(Given problem): Single out the lines of the material that contain "name" and copy them.

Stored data
^^^^^^^^^^^^^^^^

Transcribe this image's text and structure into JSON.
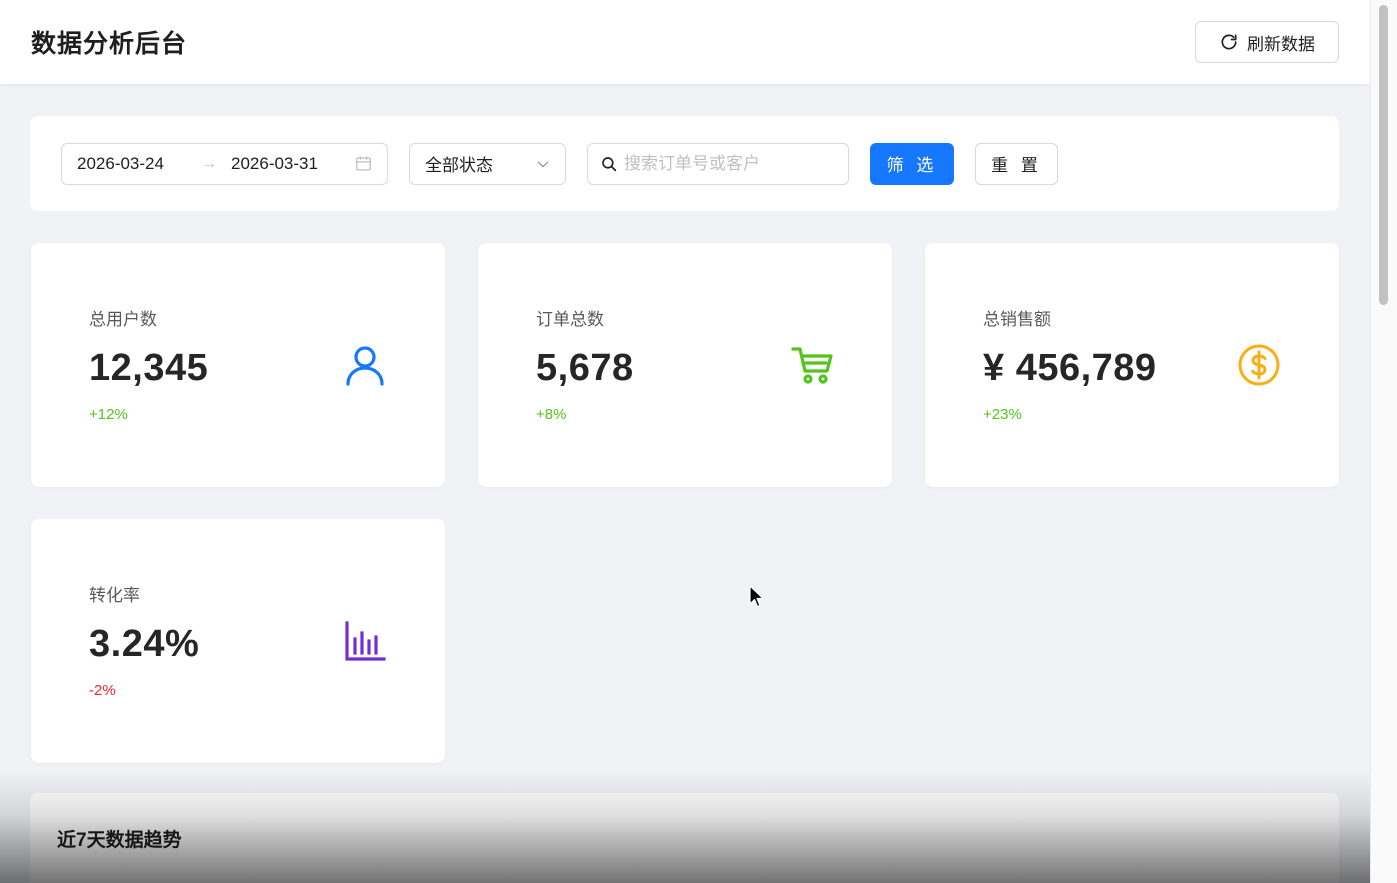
{
  "header": {
    "title": "数据分析后台",
    "refresh_label": "刷新数据",
    "refresh_icon": "refresh-icon"
  },
  "filters": {
    "start_date": "2026-03-24",
    "end_date": "2026-03-31",
    "range_separator": "→",
    "status_selected": "全部状态",
    "search_placeholder": "搜索订单号或客户",
    "search_value": "",
    "filter_label": "筛 选",
    "reset_label": "重 置"
  },
  "stats": [
    {
      "label": "总用户数",
      "value": "12,345",
      "change": "+12%",
      "trend": "up",
      "icon": "user-icon",
      "icon_color": "#1677ff"
    },
    {
      "label": "订单总数",
      "value": "5,678",
      "change": "+8%",
      "trend": "up",
      "icon": "shopping-cart-icon",
      "icon_color": "#52c41a"
    },
    {
      "label": "总销售额",
      "value": "¥ 456,789",
      "change": "+23%",
      "trend": "up",
      "icon": "dollar-circle-icon",
      "icon_color": "#faad14"
    },
    {
      "label": "转化率",
      "value": "3.24%",
      "change": "-2%",
      "trend": "down",
      "icon": "bar-chart-icon",
      "icon_color": "#722ed1"
    }
  ],
  "trend": {
    "title": "近7天数据趋势"
  },
  "colors": {
    "primary": "#1677ff",
    "up": "#52c41a",
    "down": "#f5222d",
    "background": "#f0f2f5"
  }
}
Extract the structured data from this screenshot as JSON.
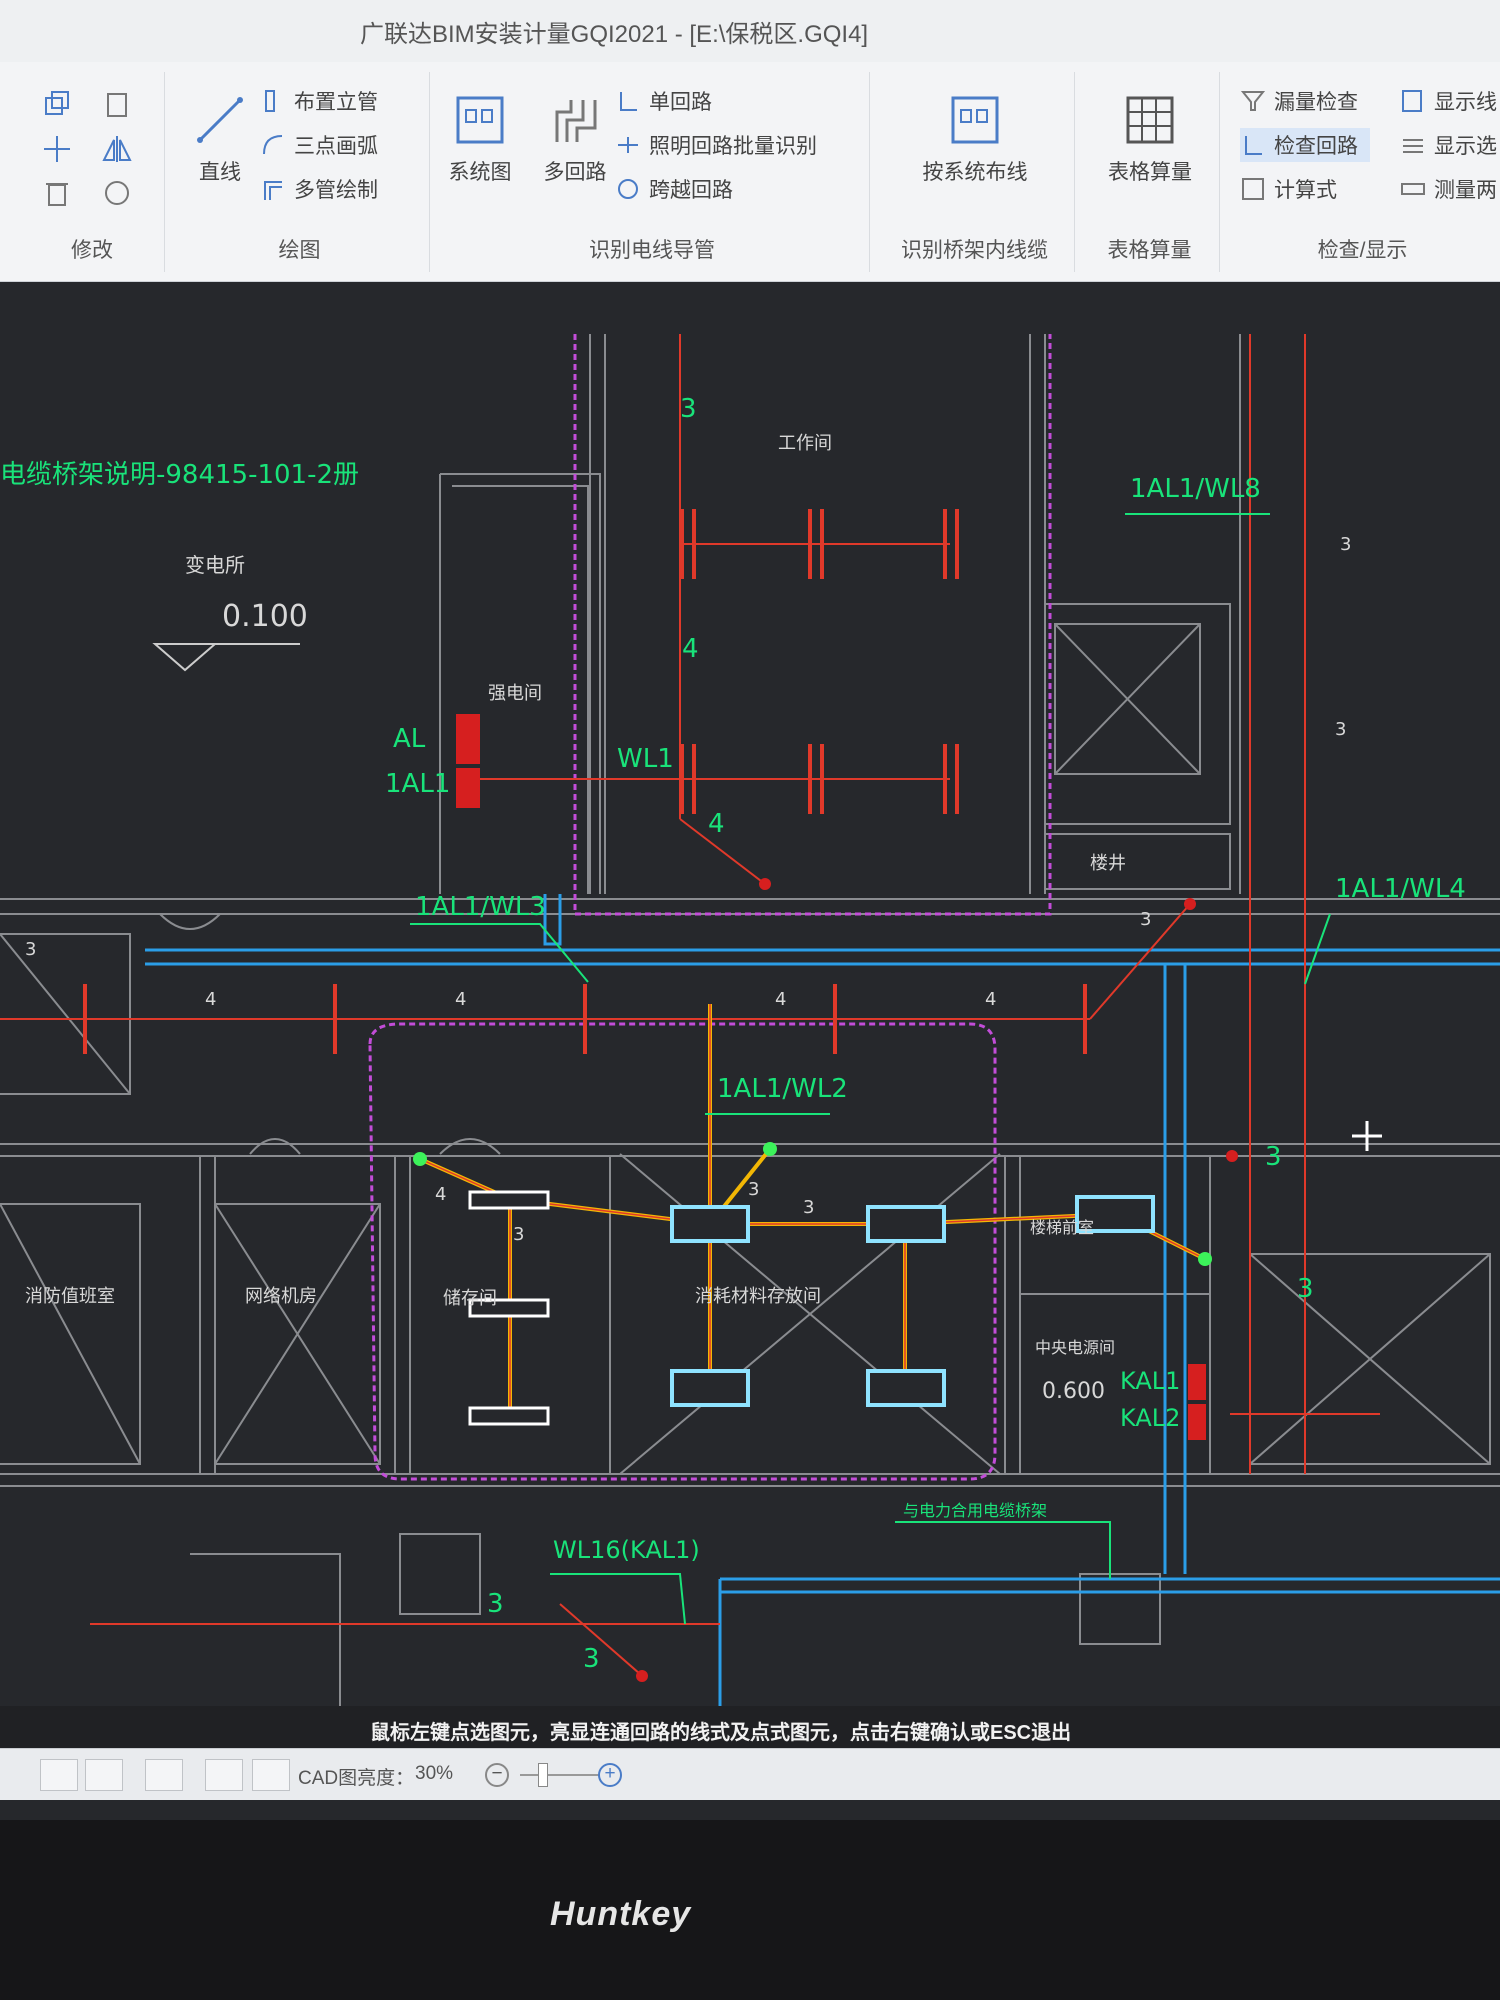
{
  "window": {
    "title": "广联达BIM安装计量GQI2021 - [E:\\保税区.GQI4]"
  },
  "ribbon": {
    "modify": {
      "title": "修改"
    },
    "draw": {
      "title": "绘图",
      "line": "直线",
      "riser": "布置立管",
      "arc": "三点画弧",
      "multi_pipe": "多管绘制"
    },
    "wire": {
      "title": "识别电线导管",
      "system": "系统图",
      "multi_circuit": "多回路",
      "single_circuit": "单回路",
      "batch": "照明回路批量识别",
      "skip": "跨越回路"
    },
    "tray": {
      "title": "识别桥架内线缆",
      "by_system": "按系统布线"
    },
    "table": {
      "title": "表格算量",
      "label": "表格算量"
    },
    "check": {
      "title": "检查/显示",
      "missing": "漏量检查",
      "circuit": "检查回路",
      "formula": "计算式",
      "show_line": "显示线",
      "show_sel": "显示选",
      "measure": "测量两"
    }
  },
  "cad": {
    "labels": {
      "drawing_no": "电缆桥架说明-98415-101-2册",
      "substation": "变电所",
      "elevation_1": "0.100",
      "strong_room": "强电间",
      "al": "AL",
      "al1": "1AL1",
      "wl1": "WL1",
      "wl3": "1AL1/WL3",
      "wl8": "1AL1/WL8",
      "wl4": "1AL1/WL4",
      "wl2": "1AL1/WL2",
      "wl16": "WL16(KAL1)",
      "kal1": "KAL1",
      "kal2": "KAL2",
      "workroom": "工作间",
      "stair": "楼井",
      "fire_control": "消防值班室",
      "network": "网络机房",
      "storage": "储存间",
      "materials": "消耗材料存放间",
      "medium_room": "中央电源间",
      "corridor": "楼梯前室",
      "elevation_2": "0.600",
      "tray_note": "与电力合用电缆桥架",
      "n3": "3",
      "n4": "4"
    }
  },
  "prompt": {
    "text": "鼠标左键点选图元，亮显连通回路的线式及点式图元，点击右键确认或ESC退出"
  },
  "statusbar": {
    "brightness_label": "CAD图亮度：",
    "brightness_value": "30%"
  },
  "monitor": {
    "brand": "Huntkey"
  }
}
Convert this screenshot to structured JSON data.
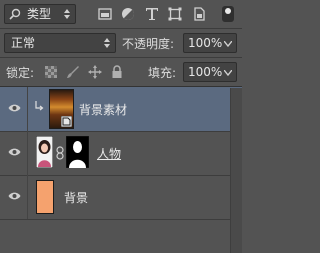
{
  "filter": {
    "kind_label": "类型"
  },
  "blend": {
    "mode": "正常",
    "opacity_label": "不透明度:",
    "opacity_value": "100%"
  },
  "lock": {
    "label": "锁定:",
    "fill_label": "填充:",
    "fill_value": "100%"
  },
  "layers": [
    {
      "name": "背景素材",
      "selected": true,
      "clipped": true
    },
    {
      "name": "人物"
    },
    {
      "name": "背景",
      "swatch": "#f5a26e"
    }
  ],
  "colors": {
    "panel": "#535353",
    "selected_row": "#5b6a80",
    "swatch": "#f5a26e"
  }
}
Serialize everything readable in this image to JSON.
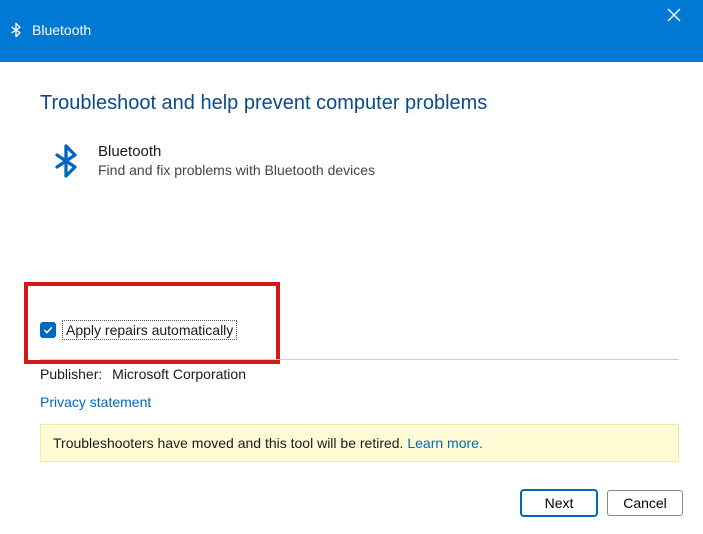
{
  "titlebar": {
    "title": "Bluetooth"
  },
  "heading": "Troubleshoot and help prevent computer problems",
  "troubleshooter": {
    "name": "Bluetooth",
    "description": "Find and fix problems with Bluetooth devices"
  },
  "repair_checkbox": {
    "label": "Apply repairs automatically",
    "checked": true
  },
  "publisher": {
    "label": "Publisher:",
    "value": "Microsoft Corporation"
  },
  "privacy_link": "Privacy statement",
  "notice": {
    "text": "Troubleshooters have moved and this tool will be retired. ",
    "learn_more": "Learn more."
  },
  "footer": {
    "next": "Next",
    "cancel": "Cancel"
  }
}
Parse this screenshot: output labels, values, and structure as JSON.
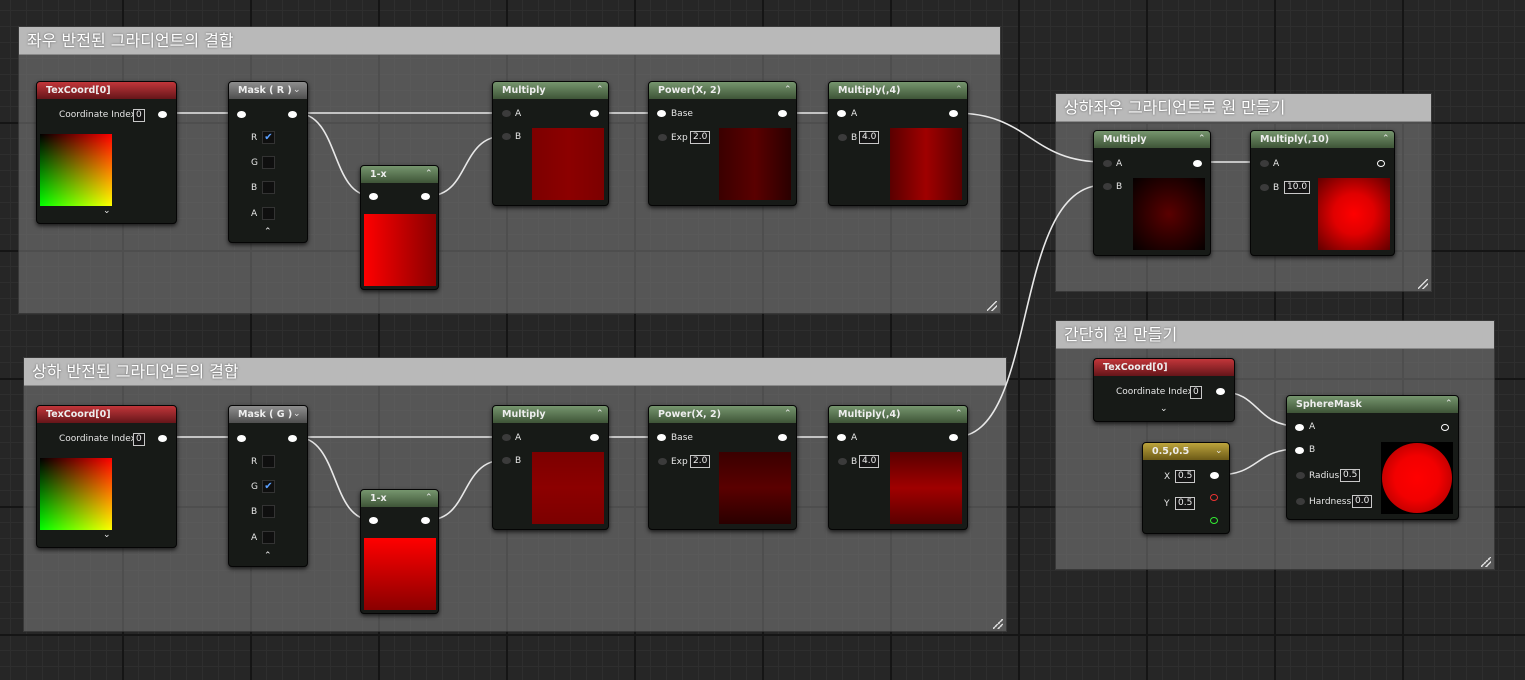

^^^^^^^^^^^^^^^^

(Correct response):
      "name": "背景素材",
      "name": "人物"
      "name": "背景",
    "name": "Bluetooth",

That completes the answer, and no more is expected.